## THE REQUEST
Look for the string "name" and copy every line that has it.

## RECORDS SUPPLIED
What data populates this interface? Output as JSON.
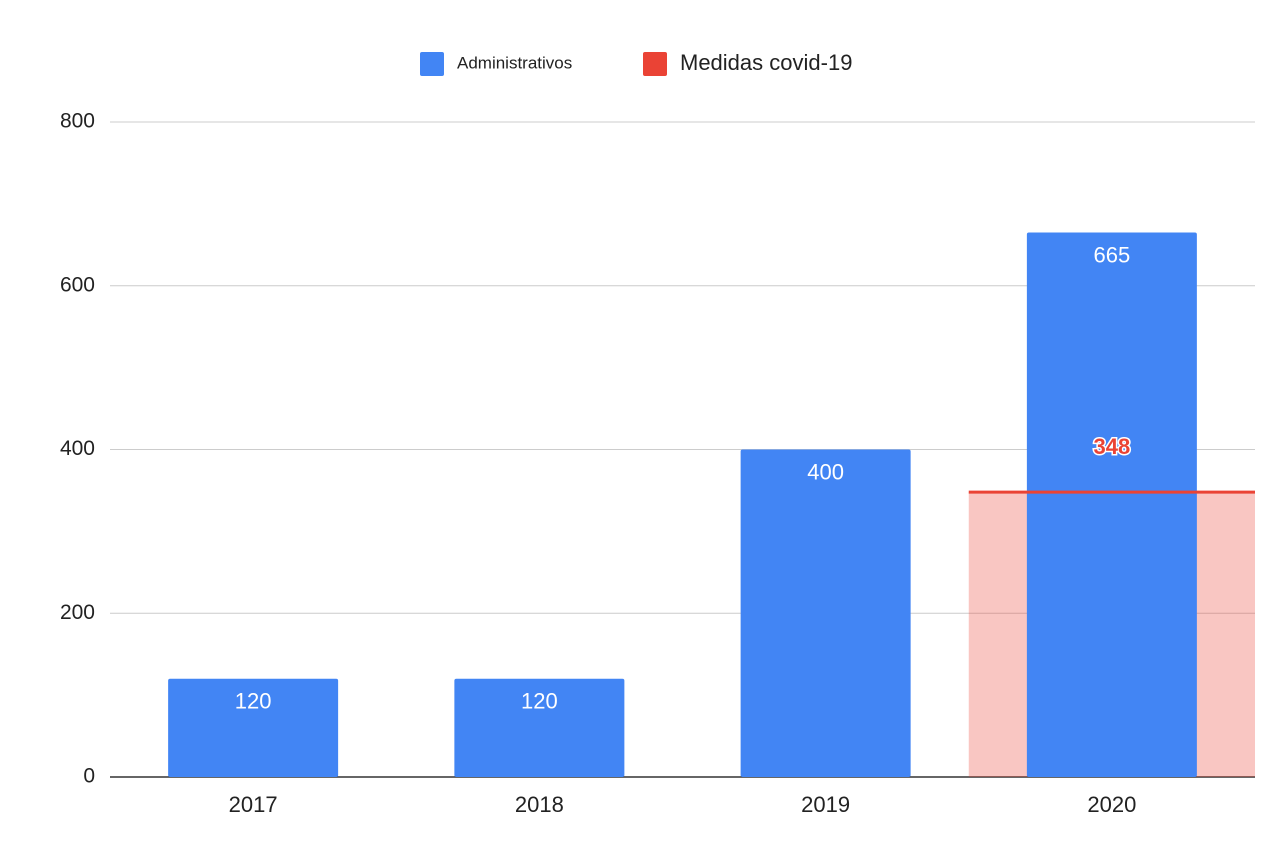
{
  "chart_data": {
    "type": "bar",
    "categories": [
      "2017",
      "2018",
      "2019",
      "2020"
    ],
    "series": [
      {
        "name": "Administrativos",
        "color": "#4285f4",
        "type": "bar",
        "values": [
          120,
          120,
          400,
          665
        ]
      },
      {
        "name": "Medidas covid-19",
        "color": "#ea4335",
        "type": "area",
        "values": [
          null,
          null,
          null,
          348
        ]
      }
    ],
    "ylim": [
      0,
      800
    ],
    "yticks": [
      0,
      200,
      400,
      600,
      800
    ],
    "grid": true,
    "legend": "top"
  }
}
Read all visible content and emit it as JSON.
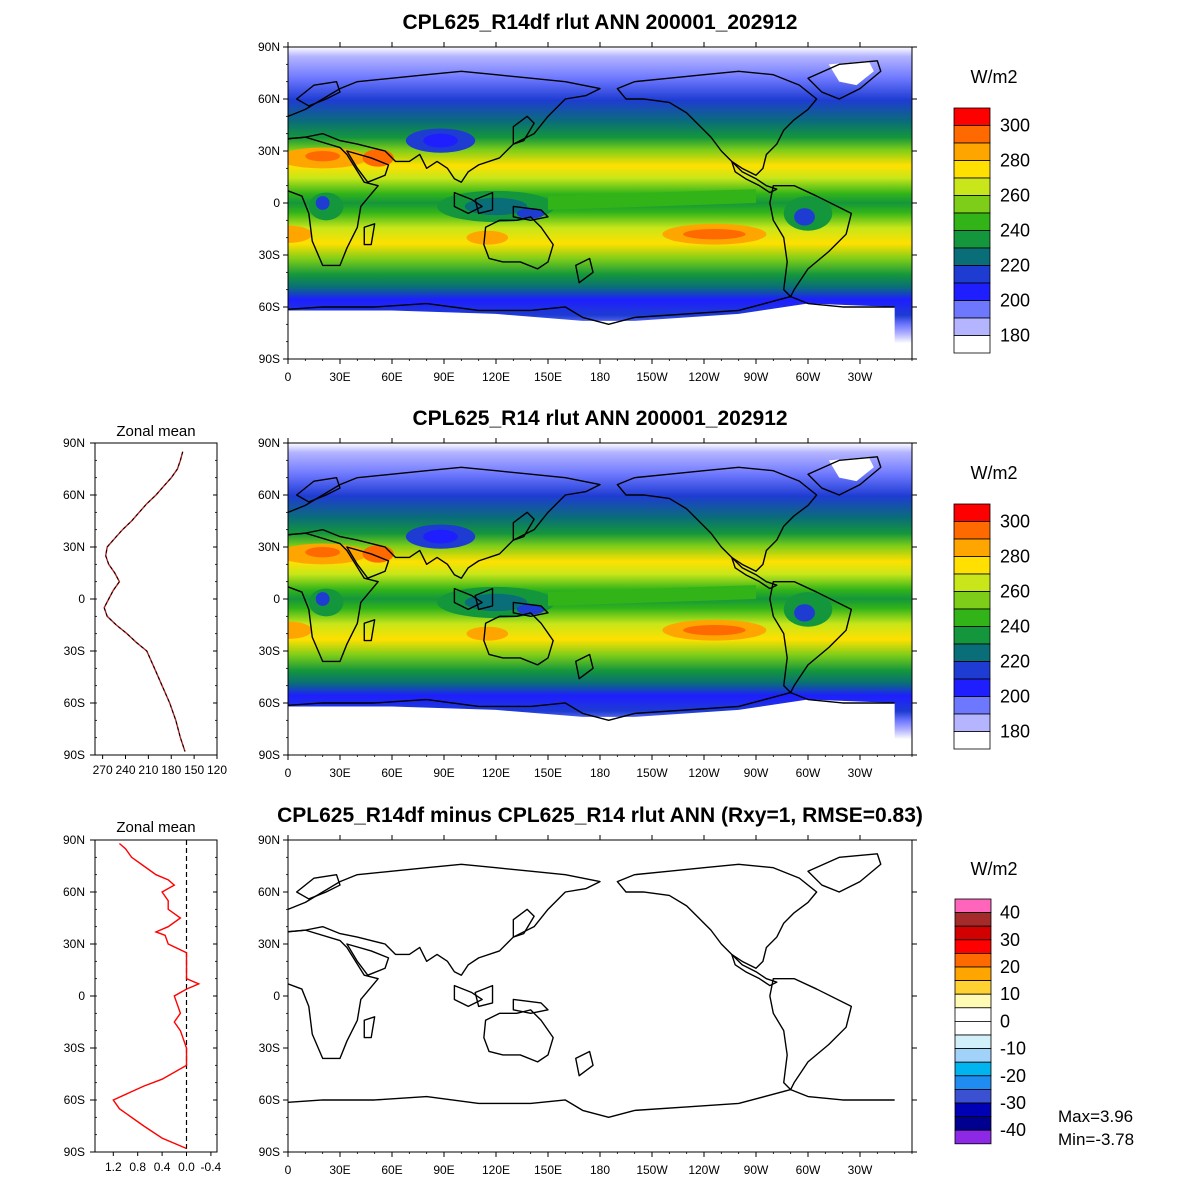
{
  "panels": [
    {
      "id": "top",
      "title": "CPL625_R14df rlut ANN 200001_202912",
      "units": "W/m2",
      "colorbar": {
        "colors": [
          "#ff0000",
          "#ff6a00",
          "#ffa500",
          "#ffe000",
          "#c8e619",
          "#7dcd19",
          "#32b419",
          "#14963c",
          "#0a6e78",
          "#1e3cd2",
          "#1e1eff",
          "#6e78ff",
          "#b4b4ff",
          "#ffffff"
        ],
        "labels": [
          "300",
          "280",
          "260",
          "240",
          "220",
          "200",
          "180"
        ]
      }
    },
    {
      "id": "middle",
      "title": "CPL625_R14 rlut ANN 200001_202912",
      "units": "W/m2",
      "colorbar": {
        "colors": [
          "#ff0000",
          "#ff6a00",
          "#ffa500",
          "#ffe000",
          "#c8e619",
          "#7dcd19",
          "#32b419",
          "#14963c",
          "#0a6e78",
          "#1e3cd2",
          "#1e1eff",
          "#6e78ff",
          "#b4b4ff",
          "#ffffff"
        ],
        "labels": [
          "300",
          "280",
          "260",
          "240",
          "220",
          "200",
          "180"
        ]
      },
      "zonal_mean": {
        "title": "Zonal mean",
        "x_ticks": [
          "270",
          "240",
          "210",
          "180",
          "150",
          "120"
        ]
      }
    },
    {
      "id": "bottom",
      "title": "CPL625_R14df minus CPL625_R14 rlut ANN (Rxy=1, RMSE=0.83)",
      "units": "W/m2",
      "colorbar": {
        "colors": [
          "#ff66bb",
          "#a52a2a",
          "#d20000",
          "#ff0000",
          "#ff6a00",
          "#ffa500",
          "#ffd232",
          "#fffab4",
          "#ffffff",
          "#ffffff",
          "#d2f0fa",
          "#a0d2fa",
          "#00b4f0",
          "#1e8cf0",
          "#3c50d2",
          "#0000b4",
          "#000090",
          "#8c28e6"
        ],
        "labels": [
          "40",
          "30",
          "20",
          "10",
          "0",
          "-10",
          "-20",
          "-30",
          "-40"
        ]
      },
      "zonal_mean": {
        "title": "Zonal mean",
        "x_ticks": [
          "1.2",
          "0.8",
          "0.4",
          "0.0",
          "-0.4"
        ]
      },
      "stats": {
        "max": "Max=3.96",
        "min": "Min=-3.78"
      }
    }
  ],
  "lat_ticks": [
    "90N",
    "60N",
    "30N",
    "0",
    "30S",
    "60S",
    "90S"
  ],
  "lon_ticks": [
    "0",
    "30E",
    "60E",
    "90E",
    "120E",
    "150E",
    "180",
    "150W",
    "120W",
    "90W",
    "60W",
    "30W"
  ],
  "chart_data": [
    {
      "type": "line",
      "title": "Zonal mean",
      "series": [
        {
          "x": [
            165,
            168,
            172,
            180,
            190,
            200,
            212,
            222,
            232,
            244,
            254,
            264,
            266,
            262,
            254,
            248,
            256,
            262,
            268,
            264,
            252,
            238,
            226,
            212,
            202,
            192,
            182,
            174,
            168,
            162
          ],
          "y": [
            85,
            80,
            75,
            70,
            65,
            60,
            55,
            50,
            45,
            40,
            35,
            30,
            25,
            20,
            15,
            10,
            5,
            0,
            -5,
            -10,
            -15,
            -20,
            -25,
            -30,
            -40,
            -50,
            -60,
            -70,
            -80,
            -88
          ]
        }
      ],
      "ylim": [
        -90,
        90
      ],
      "xlim": [
        280,
        120
      ]
    },
    {
      "type": "line",
      "title": "Zonal mean",
      "series": [
        {
          "x": [
            1.1,
            1.0,
            0.9,
            0.7,
            0.5,
            0.3,
            0.2,
            0.4,
            0.3,
            0.3,
            0.1,
            0.3,
            0.5,
            0.35,
            0.3,
            0.0,
            0.0,
            0.0,
            -0.2,
            0.0,
            0.2,
            0.15,
            0.1,
            0.2,
            0.1,
            0.0,
            0.0,
            0.4,
            0.7,
            1.2,
            1.1,
            0.7,
            0.4,
            0.0
          ],
          "y": [
            88,
            85,
            80,
            75,
            70,
            67,
            64,
            60,
            55,
            50,
            45,
            40,
            37,
            35,
            30,
            25,
            15,
            10,
            7,
            4,
            0,
            -5,
            -10,
            -15,
            -20,
            -30,
            -40,
            -48,
            -52,
            -60,
            -65,
            -75,
            -82,
            -88
          ]
        }
      ],
      "ylim": [
        -90,
        90
      ],
      "xlim": [
        1.5,
        -0.5
      ]
    }
  ]
}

## SOLUTION FOR THIS PROBLEM
        "name": "Administrativos",
        "name": "Medidas covid-19",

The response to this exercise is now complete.